━━━ Material ━━━
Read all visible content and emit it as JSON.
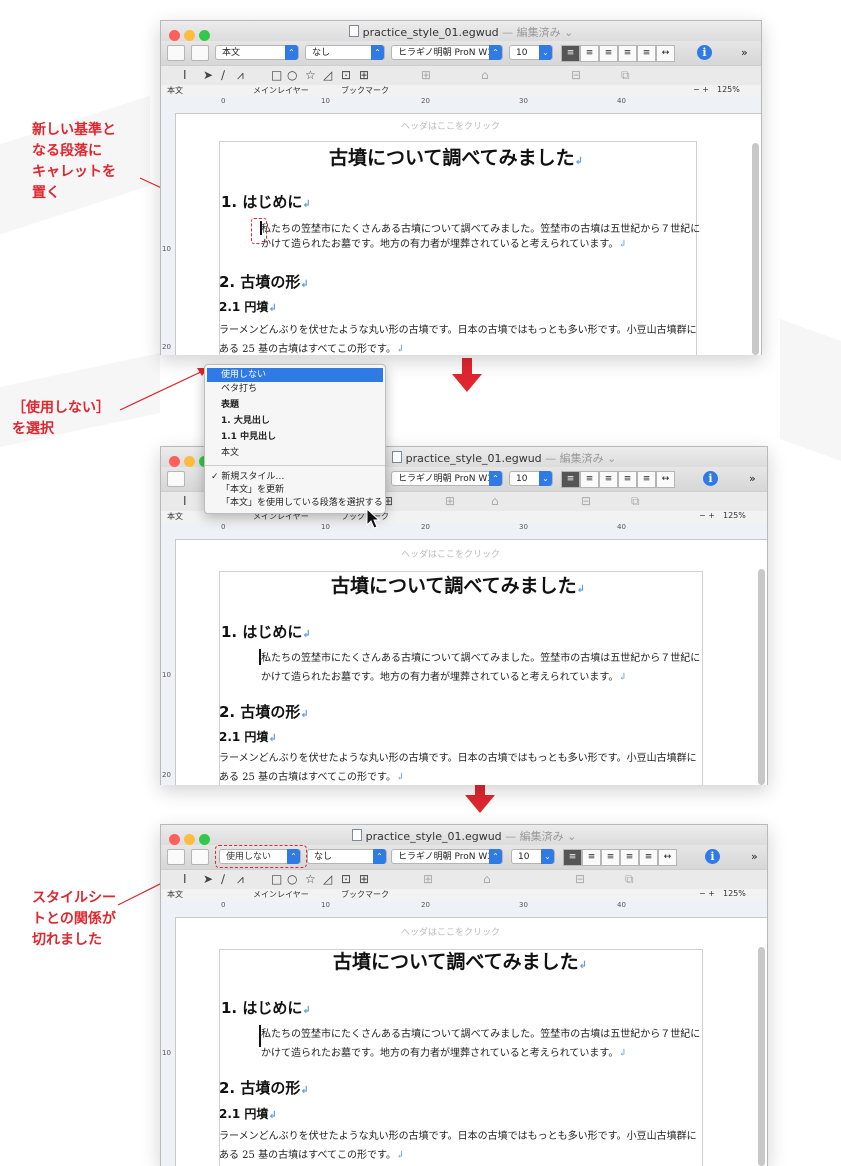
{
  "window": {
    "file_name": "practice_style_01.egwud",
    "status": "— 編集済み ⌄"
  },
  "toolbar": {
    "style_value_1": "本文",
    "style_value_3": "使用しない",
    "char_style": "なし",
    "font": "ヒラギノ明朝 ProN W3",
    "size": "10",
    "more": "»"
  },
  "ruler_bar": {
    "style": "本文",
    "layer": "メインレイヤー",
    "bookmark": "ブックマーク",
    "zoom": "125%",
    "zoom_controls": "− +"
  },
  "ruler_ticks": [
    "0",
    "10",
    "20",
    "30",
    "40"
  ],
  "left_ruler_ticks": [
    "10",
    "20"
  ],
  "document": {
    "header_hint": "ヘッダはここをクリック",
    "title": "古墳について調べてみました",
    "h1_1": "1. はじめに",
    "p1_line1": "私たちの笠埜市にたくさんある古墳について調べてみました。笠埜市の古墳は五世紀から７世紀に",
    "p1_line2": "かけて造られたお墓です。地方の有力者が埋葬されていると考えられています。",
    "h1_2": "2. 古墳の形",
    "h2_1": "2.1 円墳",
    "p2_line1": "ラーメンどんぶりを伏せたような丸い形の古墳です。日本の古墳ではもっとも多い形です。小豆山古墳群に",
    "p2_line2": "ある 25 基の古墳はすべてこの形です。",
    "return_mark": "↲"
  },
  "callouts": {
    "c1": "新しい基準と\nなる段落に\nキャレットを\n置く",
    "c2": "［使用しない］\nを選択",
    "c3": "スタイルシー\nトとの関係が\n切れました"
  },
  "menu": {
    "items": [
      "使用しない",
      "ベタ打ち",
      "表題",
      "1. 大見出し",
      "1.1 中見出し",
      "本文"
    ],
    "sub_items": [
      "✓ 新規スタイル…",
      "「本文」を更新",
      "「本文」を使用している段落を選択する"
    ]
  },
  "colors": {
    "accent": "#e0262f",
    "select_blue": "#2f7ae5"
  }
}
━━━
Leave the pictures out, and print every line of the listing exactly as written.

Read all visible content and emit it as JSON.
{
  "window": {
    "file_name": "practice_style_01.egwud",
    "status": "— 編集済み ⌄"
  },
  "toolbar": {
    "style_value_1": "本文",
    "style_value_3": "使用しない",
    "char_style": "なし",
    "font": "ヒラギノ明朝 ProN W3",
    "size": "10",
    "more": "»"
  },
  "ruler_bar": {
    "style": "本文",
    "layer": "メインレイヤー",
    "bookmark": "ブックマーク",
    "zoom": "125%",
    "zoom_controls": "− +"
  },
  "ruler_ticks": [
    "0",
    "10",
    "20",
    "30",
    "40"
  ],
  "left_ruler_ticks": [
    "10",
    "20"
  ],
  "document": {
    "header_hint": "ヘッダはここをクリック",
    "title": "古墳について調べてみました",
    "h1_1": "1. はじめに",
    "p1_line1": "私たちの笠埜市にたくさんある古墳について調べてみました。笠埜市の古墳は五世紀から７世紀に",
    "p1_line2": "かけて造られたお墓です。地方の有力者が埋葬されていると考えられています。",
    "h1_2": "2. 古墳の形",
    "h2_1": "2.1 円墳",
    "p2_line1": "ラーメンどんぶりを伏せたような丸い形の古墳です。日本の古墳ではもっとも多い形です。小豆山古墳群に",
    "p2_line2": "ある 25 基の古墳はすべてこの形です。",
    "return_mark": "↲"
  },
  "callouts": {
    "c1": "新しい基準と\nなる段落に\nキャレットを\n置く",
    "c2": "［使用しない］\nを選択",
    "c3": "スタイルシー\nトとの関係が\n切れました"
  },
  "menu": {
    "items": [
      "使用しない",
      "ベタ打ち",
      "表題",
      "1. 大見出し",
      "1.1 中見出し",
      "本文"
    ],
    "sub_items": [
      "✓ 新規スタイル…",
      "「本文」を更新",
      "「本文」を使用している段落を選択する"
    ]
  },
  "colors": {
    "accent": "#e0262f",
    "select_blue": "#2f7ae5"
  }
}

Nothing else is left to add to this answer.